• RECORDS SUPPLIED
■ ■ ■ ■
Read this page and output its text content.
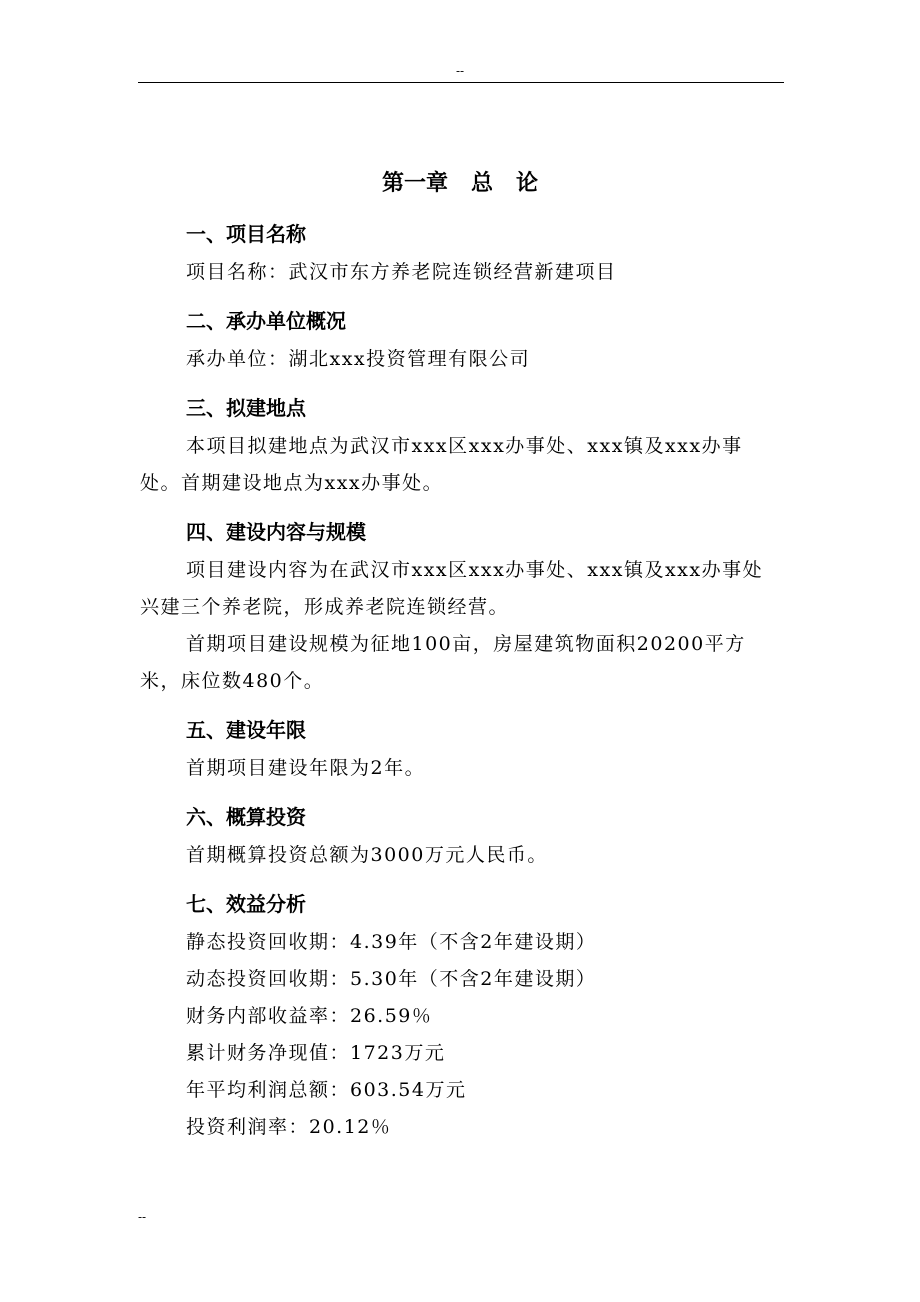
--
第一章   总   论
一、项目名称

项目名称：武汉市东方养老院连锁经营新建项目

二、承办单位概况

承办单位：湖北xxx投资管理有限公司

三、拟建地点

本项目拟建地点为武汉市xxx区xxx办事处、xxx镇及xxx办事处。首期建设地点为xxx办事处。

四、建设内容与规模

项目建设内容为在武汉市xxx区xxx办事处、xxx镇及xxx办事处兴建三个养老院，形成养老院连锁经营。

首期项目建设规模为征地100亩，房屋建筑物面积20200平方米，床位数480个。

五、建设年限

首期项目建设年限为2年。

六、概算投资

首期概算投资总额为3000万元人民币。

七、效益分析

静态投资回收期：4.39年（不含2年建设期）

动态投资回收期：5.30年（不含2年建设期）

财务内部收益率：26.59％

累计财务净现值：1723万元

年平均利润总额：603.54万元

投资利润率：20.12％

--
■ ■ ■ ■
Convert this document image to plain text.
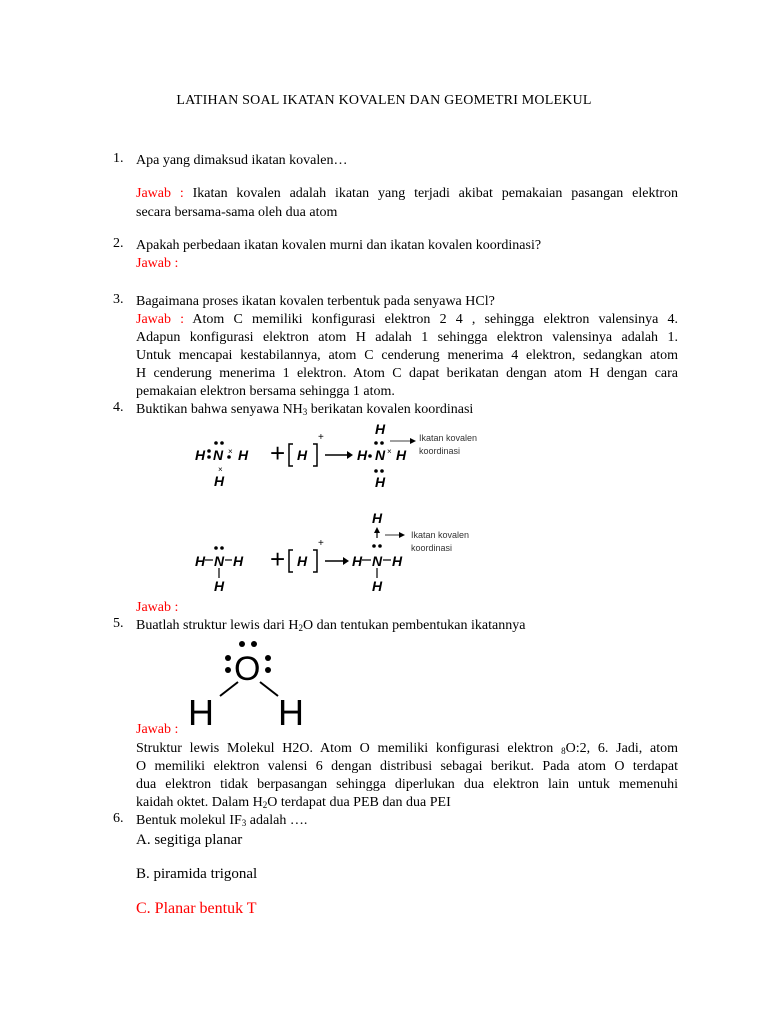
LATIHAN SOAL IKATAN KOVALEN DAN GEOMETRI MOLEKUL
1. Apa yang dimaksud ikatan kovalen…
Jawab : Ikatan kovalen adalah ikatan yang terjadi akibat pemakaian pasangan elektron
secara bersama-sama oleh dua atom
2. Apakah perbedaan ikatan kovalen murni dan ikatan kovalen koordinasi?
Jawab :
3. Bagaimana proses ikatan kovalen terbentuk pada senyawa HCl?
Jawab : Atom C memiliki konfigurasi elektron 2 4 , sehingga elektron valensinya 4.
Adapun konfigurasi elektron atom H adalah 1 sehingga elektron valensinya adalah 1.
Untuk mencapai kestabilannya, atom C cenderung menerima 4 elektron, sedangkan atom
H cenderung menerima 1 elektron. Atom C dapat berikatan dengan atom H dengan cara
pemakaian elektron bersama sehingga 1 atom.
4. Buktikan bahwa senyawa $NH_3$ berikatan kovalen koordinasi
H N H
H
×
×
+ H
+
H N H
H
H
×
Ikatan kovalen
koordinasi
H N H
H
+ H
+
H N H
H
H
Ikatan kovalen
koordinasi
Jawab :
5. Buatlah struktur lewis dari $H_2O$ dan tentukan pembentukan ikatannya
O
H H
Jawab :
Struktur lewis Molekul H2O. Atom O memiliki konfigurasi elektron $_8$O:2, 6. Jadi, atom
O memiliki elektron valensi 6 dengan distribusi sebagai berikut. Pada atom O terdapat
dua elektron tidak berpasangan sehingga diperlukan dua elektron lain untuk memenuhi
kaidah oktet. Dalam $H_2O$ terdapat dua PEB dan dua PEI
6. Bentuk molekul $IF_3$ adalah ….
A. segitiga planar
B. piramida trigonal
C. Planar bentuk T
■ ■ ■ ■
• WHAT TO WORK ON
Identify each line in the records above that contains the word "memiliki", and copy it out in full.

• SOLUTION
Jawab : Atom C memiliki konfigurasi elektron 2 4 , sehingga elektron valensinya 4.
Struktur lewis Molekul H2O. Atom O memiliki konfigurasi elektron $_8$O:2, 6. Jadi, atom
O memiliki elektron valensi 6 dengan distribusi sebagai berikut. Pada atom O terdapat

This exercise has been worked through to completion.